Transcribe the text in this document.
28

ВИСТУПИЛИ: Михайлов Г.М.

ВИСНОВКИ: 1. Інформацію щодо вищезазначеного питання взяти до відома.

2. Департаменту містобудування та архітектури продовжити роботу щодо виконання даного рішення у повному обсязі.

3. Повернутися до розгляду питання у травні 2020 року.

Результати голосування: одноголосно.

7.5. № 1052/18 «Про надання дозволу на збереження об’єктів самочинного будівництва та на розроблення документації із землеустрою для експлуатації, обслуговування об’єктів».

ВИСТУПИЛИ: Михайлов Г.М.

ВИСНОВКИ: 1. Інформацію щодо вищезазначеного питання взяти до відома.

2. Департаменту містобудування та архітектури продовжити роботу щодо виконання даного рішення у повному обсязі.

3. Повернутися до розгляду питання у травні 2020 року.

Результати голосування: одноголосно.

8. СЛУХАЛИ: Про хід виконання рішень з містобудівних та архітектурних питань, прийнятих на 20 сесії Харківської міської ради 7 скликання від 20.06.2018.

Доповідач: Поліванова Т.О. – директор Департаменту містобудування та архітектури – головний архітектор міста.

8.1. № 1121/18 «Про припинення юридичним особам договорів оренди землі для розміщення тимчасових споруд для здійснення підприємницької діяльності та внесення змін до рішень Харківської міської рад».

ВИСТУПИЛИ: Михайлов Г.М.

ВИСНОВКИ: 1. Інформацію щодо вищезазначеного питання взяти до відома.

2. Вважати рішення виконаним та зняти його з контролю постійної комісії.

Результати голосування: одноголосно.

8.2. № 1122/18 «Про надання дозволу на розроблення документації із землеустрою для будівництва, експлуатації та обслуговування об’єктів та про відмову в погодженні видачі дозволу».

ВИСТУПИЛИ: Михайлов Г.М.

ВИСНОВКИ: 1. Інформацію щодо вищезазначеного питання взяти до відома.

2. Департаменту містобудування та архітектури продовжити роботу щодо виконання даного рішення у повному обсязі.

= = = = = = =

• PROBLEM DETAILS:
Where a line holds "експлуатації", copy it out.

• TASK ANSWER:
7.5. № 1052/18 «Про надання дозволу на збереження об’єктів самочинного будівництва та на розроблення документації із землеустрою для експлуатації, обслуговування об’єктів».
8.2. № 1122/18 «Про надання дозволу на розроблення документації із землеустрою для будівництва, експлуатації та обслуговування об’єктів та про відмову в погодженні видачі дозволу».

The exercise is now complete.